_Task to complete_
Your task is to repeat the entries underneath exactly, minus the pictures.

** begin **

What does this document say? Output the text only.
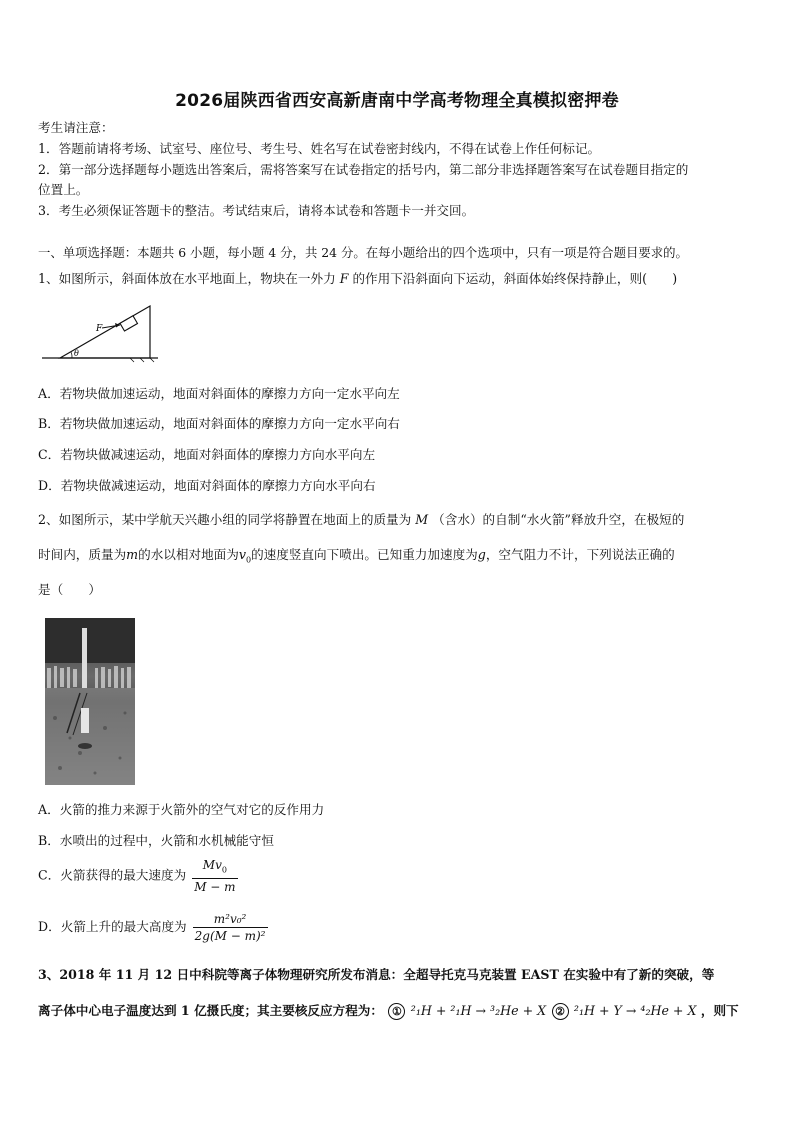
2026届陕西省西安高新唐南中学高考物理全真模拟密押卷
考生请注意：
1．答题前请将考场、试室号、座位号、考生号、姓名写在试卷密封线内，不得在试卷上作任何标记。
2．第一部分选择题每小题选出答案后，需将答案写在试卷指定的括号内，第二部分非选择题答案写在试卷题目指定的
位置上。
3．考生必须保证答题卡的整洁。考试结束后，请将本试卷和答题卡一并交回。
一、单项选择题：本题共 6 小题，每小题 4 分，共 24 分。在每小题给出的四个选项中，只有一项是符合题目要求的。
1、如图所示，斜面体放在水平地面上，物块在一外力 F 的作用下沿斜面向下运动，斜面体始终保持静止，则(　　)
F
θ
A．若物块做加速运动，地面对斜面体的摩擦力方向一定水平向左
B．若物块做加速运动，地面对斜面体的摩擦力方向一定水平向右
C．若物块做减速运动，地面对斜面体的摩擦力方向水平向左
D．若物块做减速运动，地面对斜面体的摩擦力方向水平向右
2、如图所示，某中学航天兴趣小组的同学将静置在地面上的质量为 M （含水）的自制“水火箭”释放升空，在极短的
时间内，质量为m的水以相对地面为$v_0$的速度竖直向下喷出。已知重力加速度为g，空气阻力不计，下列说法正确的
是（　　）
A．火箭的推力来源于火箭外的空气对它的反作用力
B．水喷出的过程中，火箭和水机械能守恒
C．火箭获得的最大速度为 $\frac{Mv_0}{M - m}$
D．火箭上升的最大高度为 $\frac{\text{m²v₀²}}{\text{2g(M − m)²}}$
3、2018 年 11 月 12 日中科院等离子体物理研究所发布消息：全超导托克马克装置 EAST 在实验中有了新的突破，等
离子体中心电子温度达到 1 亿摄氏度；其主要核反应方程为： ① ²₁H + ²₁H → ³₂He + X ② ²₁H + Y → ⁴₂He + X ，则下
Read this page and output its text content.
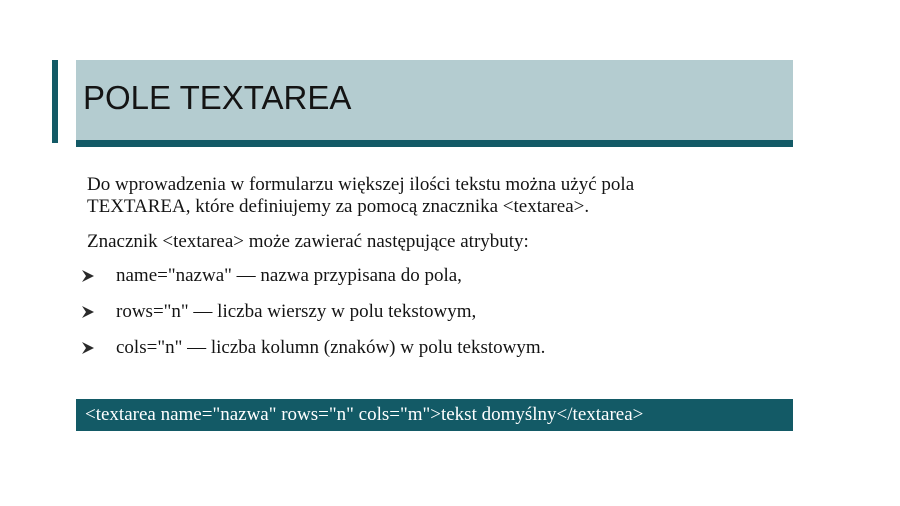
POLE TEXTAREA
Do wprowadzenia w formularzu większej ilości tekstu można użyć pola
TEXTAREA, które definiujemy za pomocą znacznika <textarea>.
Znacznik <textarea> może zawierać następujące atrybuty:
name="nazwa" — nazwa przypisana do pola,
rows="n" — liczba wierszy w polu tekstowym,
cols="n" — liczba kolumn (znaków) w polu tekstowym.
<textarea name="nazwa" rows="n" cols="m">tekst domyślny</textarea>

** end **

_The completed task_
What does this document say? Output the text only.
2026届陕西省西安高新唐南中学高考物理全真模拟密押卷
考生请注意：
1．答题前请将考场、试室号、座位号、考生号、姓名写在试卷密封线内，不得在试卷上作任何标记。
2．第一部分选择题每小题选出答案后，需将答案写在试卷指定的括号内，第二部分非选择题答案写在试卷题目指定的
位置上。
3．考生必须保证答题卡的整洁。考试结束后，请将本试卷和答题卡一并交回。
一、单项选择题：本题共 6 小题，每小题 4 分，共 24 分。在每小题给出的四个选项中，只有一项是符合题目要求的。
1、如图所示，斜面体放在水平地面上，物块在一外力 F 的作用下沿斜面向下运动，斜面体始终保持静止，则(　　)
F
θ
A．若物块做加速运动，地面对斜面体的摩擦力方向一定水平向左
B．若物块做加速运动，地面对斜面体的摩擦力方向一定水平向右
C．若物块做减速运动，地面对斜面体的摩擦力方向水平向左
D．若物块做减速运动，地面对斜面体的摩擦力方向水平向右
2、如图所示，某中学航天兴趣小组的同学将静置在地面上的质量为 M （含水）的自制“水火箭”释放升空，在极短的
时间内，质量为m的水以相对地面为$v_0$的速度竖直向下喷出。已知重力加速度为g，空气阻力不计，下列说法正确的
是（　　）
A．火箭的推力来源于火箭外的空气对它的反作用力
B．水喷出的过程中，火箭和水机械能守恒
C．火箭获得的最大速度为 $\frac{Mv_0}{M - m}$
D．火箭上升的最大高度为 $\frac{\text{m²v₀²}}{\text{2g(M − m)²}}$
3、2018 年 11 月 12 日中科院等离子体物理研究所发布消息：全超导托克马克装置 EAST 在实验中有了新的突破，等
离子体中心电子温度达到 1 亿摄氏度；其主要核反应方程为： ① ²₁H + ²₁H → ³₂He + X ② ²₁H + Y → ⁴₂He + X ，则下
Read this page and output its text content.
POLE TEXTAREA
Do wprowadzenia w formularzu większej ilości tekstu można użyć pola
TEXTAREA, które definiujemy za pomocą znacznika <textarea>.
Znacznik <textarea> może zawierać następujące atrybuty:
name="nazwa" — nazwa przypisana do pola,
rows="n" — liczba wierszy w polu tekstowym,
cols="n" — liczba kolumn (znaków) w polu tekstowym.
<textarea name="nazwa" rows="n" cols="m">tekst domyślny</textarea>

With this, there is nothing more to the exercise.